> Work required
Reproduce verbatim the lines below, starting at the one that contains "agency-location[interactable]: Hamburg xyxy=(183,162,364,182)" and ending at the one that contains "table-row[interactable]: Agentur 11", both included. Output only those lines.

> Excerpted records
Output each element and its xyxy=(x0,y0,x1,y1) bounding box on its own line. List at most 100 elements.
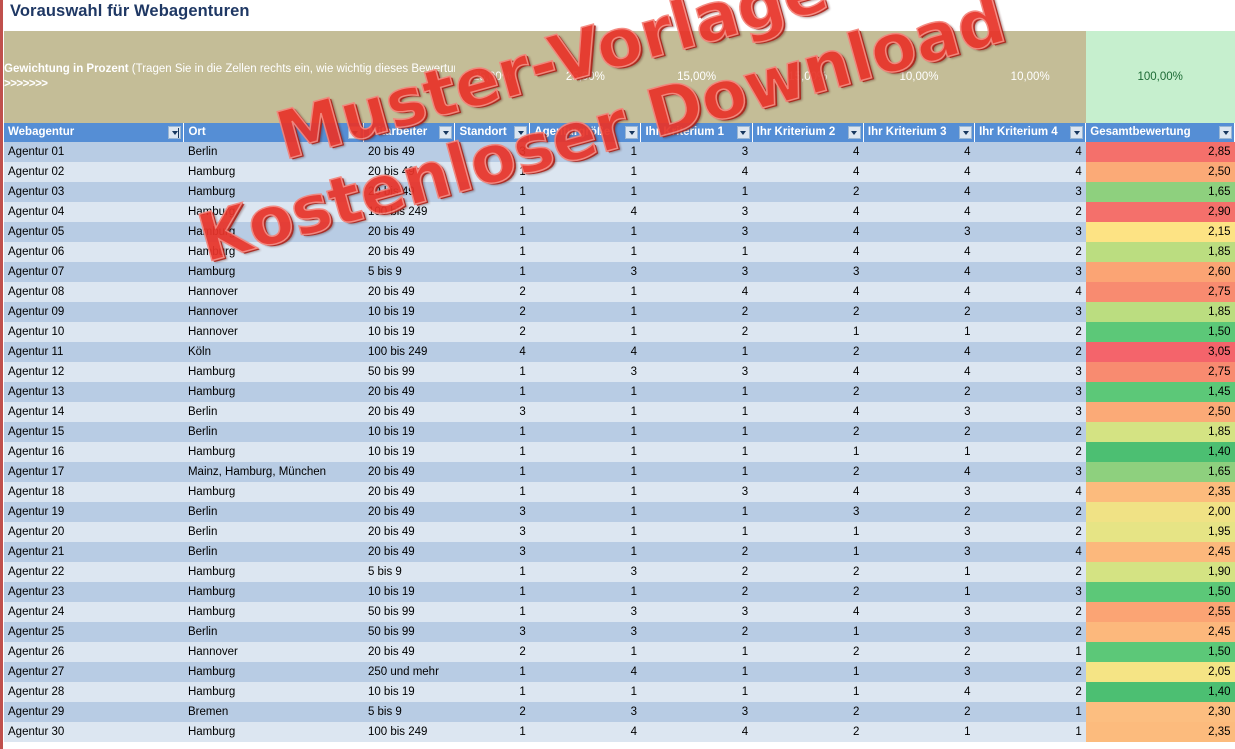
agency-location[interactable]: Hamburg xyxy=(183,162,364,182)
score-kriterium-4[interactable]: 3 xyxy=(974,362,1086,382)
agency-name[interactable]: Agentur 17 xyxy=(4,462,184,482)
table-row[interactable]: Agentur 11 Köln 100 bis 249 4 4 1 2 4 2 3,05 xyxy=(4,342,1235,362)
agency-employees[interactable]: 20 bis 49 xyxy=(363,462,455,482)
score-kriterium-3[interactable]: 4 xyxy=(863,682,975,702)
score-kriterium-4[interactable]: 3 xyxy=(974,302,1086,322)
score-agenturgroesse[interactable]: 3 xyxy=(529,362,641,382)
score-kriterium-4[interactable]: 1 xyxy=(974,722,1086,742)
score-standort[interactable]: 1 xyxy=(454,722,530,742)
score-kriterium-4[interactable]: 2 xyxy=(974,322,1086,342)
weighting-percent-2[interactable]: 25,00% xyxy=(529,31,641,123)
score-kriterium-2[interactable]: 2 xyxy=(752,722,864,742)
agency-name[interactable]: Agentur 20 xyxy=(4,522,184,542)
score-agenturgroesse[interactable]: 1 xyxy=(529,322,641,342)
score-kriterium-4[interactable]: 3 xyxy=(974,182,1086,202)
score-standort[interactable]: 1 xyxy=(454,222,530,242)
agency-name[interactable]: Agentur 09 xyxy=(4,302,184,322)
score-kriterium-2[interactable]: 2 xyxy=(752,462,864,482)
score-kriterium-3[interactable]: 4 xyxy=(863,342,975,362)
score-standort[interactable]: 3 xyxy=(454,622,530,642)
score-agenturgroesse[interactable]: 4 xyxy=(529,342,641,362)
agency-location[interactable]: Berlin xyxy=(183,502,364,522)
agency-name[interactable]: Agentur 08 xyxy=(4,282,184,302)
agency-name[interactable]: Agentur 14 xyxy=(4,402,184,422)
score-kriterium-2[interactable]: 2 xyxy=(752,422,864,442)
score-kriterium-4[interactable]: 3 xyxy=(974,462,1086,482)
score-kriterium-3[interactable]: 2 xyxy=(863,382,975,402)
score-kriterium-2[interactable]: 4 xyxy=(752,222,864,242)
weighting-percent-4[interactable]: 15,00% xyxy=(752,31,864,123)
agency-location[interactable]: Berlin xyxy=(183,142,364,162)
score-kriterium-4[interactable]: 2 xyxy=(974,242,1086,262)
score-kriterium-4[interactable]: 3 xyxy=(974,582,1086,602)
agency-name[interactable]: Agentur 23 xyxy=(4,582,184,602)
score-kriterium-4[interactable]: 3 xyxy=(974,262,1086,282)
column-header-ihr-kriterium-2[interactable]: Ihr Kriterium 2 xyxy=(752,123,864,142)
score-kriterium-2[interactable]: 1 xyxy=(752,322,864,342)
score-agenturgroesse[interactable]: 1 xyxy=(529,522,641,542)
agency-location[interactable]: Köln xyxy=(183,342,364,362)
score-kriterium-2[interactable]: 2 xyxy=(752,342,864,362)
agency-employees[interactable]: 20 bis 49 xyxy=(363,522,455,542)
score-kriterium-4[interactable]: 4 xyxy=(974,482,1086,502)
table-row[interactable]: Agentur 10 Hannover 10 bis 19 2 1 2 1 1 2 1,50 xyxy=(4,322,1235,342)
filter-icon[interactable] xyxy=(847,126,861,139)
score-agenturgroesse[interactable]: 1 xyxy=(529,502,641,522)
agency-employees[interactable]: 20 bis 49 xyxy=(363,402,455,422)
table-row[interactable]: Agentur 28 Hamburg 10 bis 19 1 1 1 1 4 2 1,40 xyxy=(4,682,1235,702)
score-kriterium-2[interactable]: 3 xyxy=(752,502,864,522)
table-row[interactable]: Agentur 22 Hamburg 5 bis 9 1 3 2 2 1 2 1,90 xyxy=(4,562,1235,582)
column-header-ihr-kriterium-1[interactable]: Ihr Kriterium 1 xyxy=(640,123,753,142)
table-row[interactable]: Agentur 04 Hamburg 100 bis 249 1 4 3 4 4 2 2,90 xyxy=(4,202,1235,222)
agency-name[interactable]: Agentur 18 xyxy=(4,482,184,502)
score-kriterium-3[interactable]: 3 xyxy=(863,542,975,562)
agency-name[interactable]: Agentur 04 xyxy=(4,202,184,222)
score-kriterium-2[interactable]: 4 xyxy=(752,362,864,382)
score-kriterium-4[interactable]: 4 xyxy=(974,542,1086,562)
score-agenturgroesse[interactable]: 1 xyxy=(529,302,641,322)
agency-employees[interactable]: 20 bis 49 xyxy=(363,222,455,242)
score-standort[interactable]: 1 xyxy=(454,262,530,282)
score-kriterium-3[interactable]: 3 xyxy=(863,522,975,542)
filter-icon[interactable] xyxy=(348,126,362,139)
agency-employees[interactable]: 20 bis 49 xyxy=(363,282,455,302)
score-agenturgroesse[interactable]: 1 xyxy=(529,142,641,162)
agency-location[interactable]: Hamburg xyxy=(183,582,364,602)
table-row[interactable]: Agentur 03 Hamburg 20 bis 49 1 1 1 2 4 3 1,65 xyxy=(4,182,1235,202)
score-kriterium-1[interactable]: 1 xyxy=(640,502,753,522)
table-row[interactable]: Agentur 17 Mainz, Hamburg, München 20 bis … xyxy=(4,462,1235,482)
score-kriterium-2[interactable]: 2 xyxy=(752,702,864,722)
table-row[interactable]: Agentur 19 Berlin 20 bis 49 3 1 1 3 2 2 2,00 xyxy=(4,502,1235,522)
score-kriterium-4[interactable]: 3 xyxy=(974,222,1086,242)
score-kriterium-3[interactable]: 4 xyxy=(863,262,975,282)
column-header-mitarbeiter[interactable]: Mitarbeiter xyxy=(363,123,456,142)
agency-location[interactable]: Hamburg xyxy=(183,662,364,682)
table-row[interactable]: Agentur 09 Hannover 10 bis 19 2 1 2 2 2 3 1,85 xyxy=(4,302,1235,322)
score-kriterium-1[interactable]: 2 xyxy=(640,582,753,602)
score-standort[interactable]: 1 xyxy=(454,662,530,682)
score-kriterium-3[interactable]: 3 xyxy=(863,482,975,502)
column-header-standort[interactable]: Standort xyxy=(454,123,531,142)
score-kriterium-2[interactable]: 1 xyxy=(752,622,864,642)
score-kriterium-3[interactable]: 4 xyxy=(863,242,975,262)
agency-employees[interactable]: 100 bis 249 xyxy=(363,202,455,222)
agency-name[interactable]: Agentur 03 xyxy=(4,182,184,202)
agency-name[interactable]: Agentur 02 xyxy=(4,162,184,182)
score-kriterium-4[interactable]: 1 xyxy=(974,702,1086,722)
agency-location[interactable]: Hannover xyxy=(183,642,364,662)
score-kriterium-1[interactable]: 1 xyxy=(640,342,753,362)
score-standort[interactable]: 1 xyxy=(454,162,530,182)
score-kriterium-3[interactable]: 4 xyxy=(863,282,975,302)
agency-employees[interactable]: 20 bis 49 xyxy=(363,242,455,262)
filter-icon[interactable] xyxy=(959,126,973,139)
table-row[interactable]: Agentur 12 Hamburg 50 bis 99 1 3 3 4 4 3 2,75 xyxy=(4,362,1235,382)
score-kriterium-1[interactable]: 1 xyxy=(640,182,753,202)
score-kriterium-2[interactable]: 4 xyxy=(752,602,864,622)
score-kriterium-1[interactable]: 1 xyxy=(640,402,753,422)
score-agenturgroesse[interactable]: 1 xyxy=(529,462,641,482)
table-row[interactable]: Agentur 16 Hamburg 10 bis 19 1 1 1 1 1 2 1,40 xyxy=(4,442,1235,462)
agency-name[interactable]: Agentur 10 xyxy=(4,322,184,342)
agency-name[interactable]: Agentur 26 xyxy=(4,642,184,662)
table-row[interactable]: Agentur 23 Hamburg 10 bis 19 1 1 2 2 1 3 1,50 xyxy=(4,582,1235,602)
score-standort[interactable]: 2 xyxy=(454,322,530,342)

> Expected answer
agency-location[interactable]: Hamburg xyxy=(183,162,364,182)
score-kriterium-4[interactable]: 3 xyxy=(974,362,1086,382)
agency-name[interactable]: Agentur 17 xyxy=(4,462,184,482)
table-row[interactable]: Agentur 11 Köln 100 bis 249 4 4 1 2 4 2 3,05 xyxy=(4,342,1235,362)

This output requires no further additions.